▶ **Given instruction**:
Your task is to repeat the lines below exactly, excluding any pictures they contain.

▶ **Given data**:
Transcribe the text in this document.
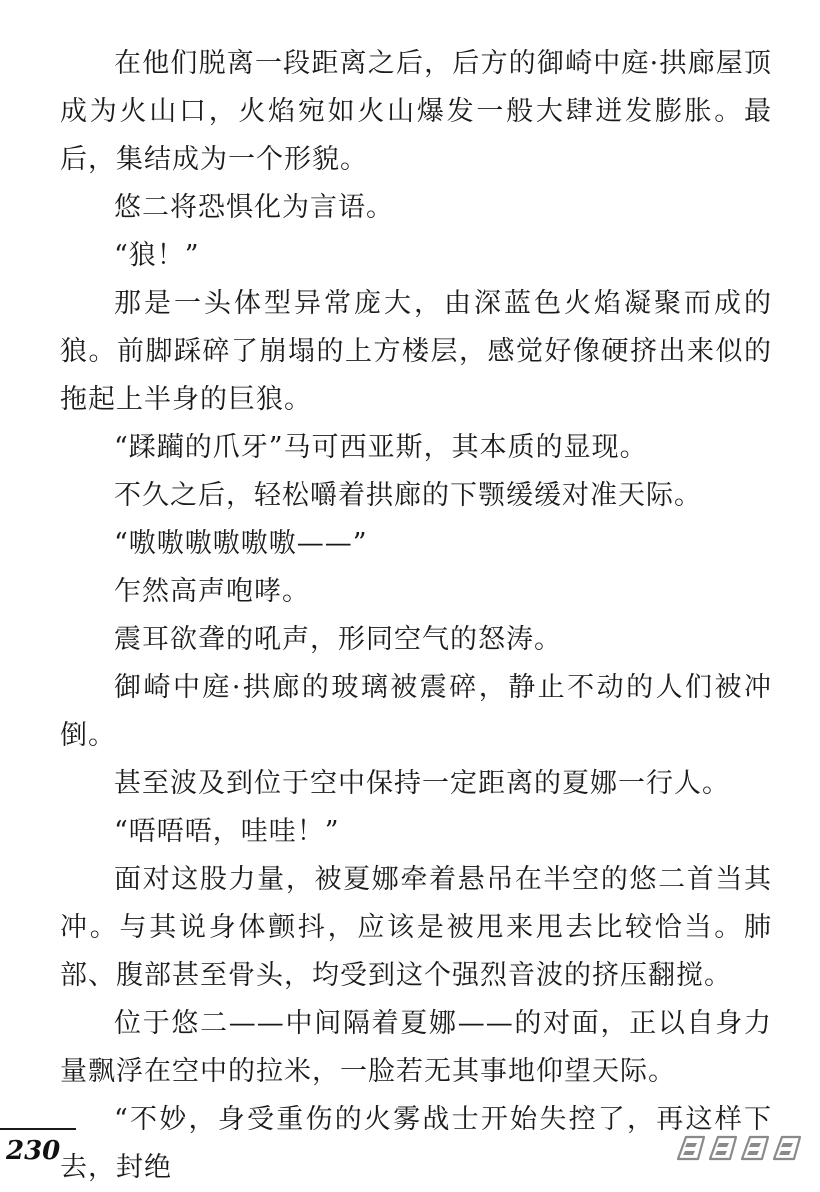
在他们脱离一段距离之后，后方的御崎中庭·拱廊屋顶成为火山口，火焰宛如火山爆发一般大肆迸发膨胀。最后，集结成为一个形貌。

悠二将恐惧化为言语。

“狼！”

那是一头体型异常庞大，由深蓝色火焰凝聚而成的狼。前脚踩碎了崩塌的上方楼层，感觉好像硬挤出来似的拖起上半身的巨狼。

“蹂躏的爪牙”马可西亚斯，其本质的显现。

不久之后，轻松嚼着拱廊的下颚缓缓对准天际。

“嗷嗷嗷嗷嗷嗷——”

乍然高声咆哮。

震耳欲聋的吼声，形同空气的怒涛。

御崎中庭·拱廊的玻璃被震碎，静止不动的人们被冲倒。

甚至波及到位于空中保持一定距离的夏娜一行人。

“唔唔唔，哇哇！”

面对这股力量，被夏娜牵着悬吊在半空的悠二首当其冲。与其说身体颤抖，应该是被甩来甩去比较恰当。肺部、腹部甚至骨头，均受到这个强烈音波的挤压翻搅。

位于悠二——中间隔着夏娜——的对面，正以自身力量飘浮在空中的拉米，一脸若无其事地仰望天际。

“不妙，身受重伤的火雾战士开始失控了，再这样下去，封绝

230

▶ **Solution**:
Transcribe the text in this document.
在他们脱离一段距离之后，后方的御崎中庭·拱廊屋顶成为火山口，火焰宛如火山爆发一般大肆迸发膨胀。最后，集结成为一个形貌。

悠二将恐惧化为言语。

“狼！”

那是一头体型异常庞大，由深蓝色火焰凝聚而成的狼。前脚踩碎了崩塌的上方楼层，感觉好像硬挤出来似的拖起上半身的巨狼。

“蹂躏的爪牙”马可西亚斯，其本质的显现。

不久之后，轻松嚼着拱廊的下颚缓缓对准天际。

“嗷嗷嗷嗷嗷嗷——”

乍然高声咆哮。

震耳欲聋的吼声，形同空气的怒涛。

御崎中庭·拱廊的玻璃被震碎，静止不动的人们被冲倒。

甚至波及到位于空中保持一定距离的夏娜一行人。

“唔唔唔，哇哇！”

面对这股力量，被夏娜牵着悬吊在半空的悠二首当其冲。与其说身体颤抖，应该是被甩来甩去比较恰当。肺部、腹部甚至骨头，均受到这个强烈音波的挤压翻搅。

位于悠二——中间隔着夏娜——的对面，正以自身力量飘浮在空中的拉米，一脸若无其事地仰望天际。

“不妙，身受重伤的火雾战士开始失控了，再这样下去，封绝

230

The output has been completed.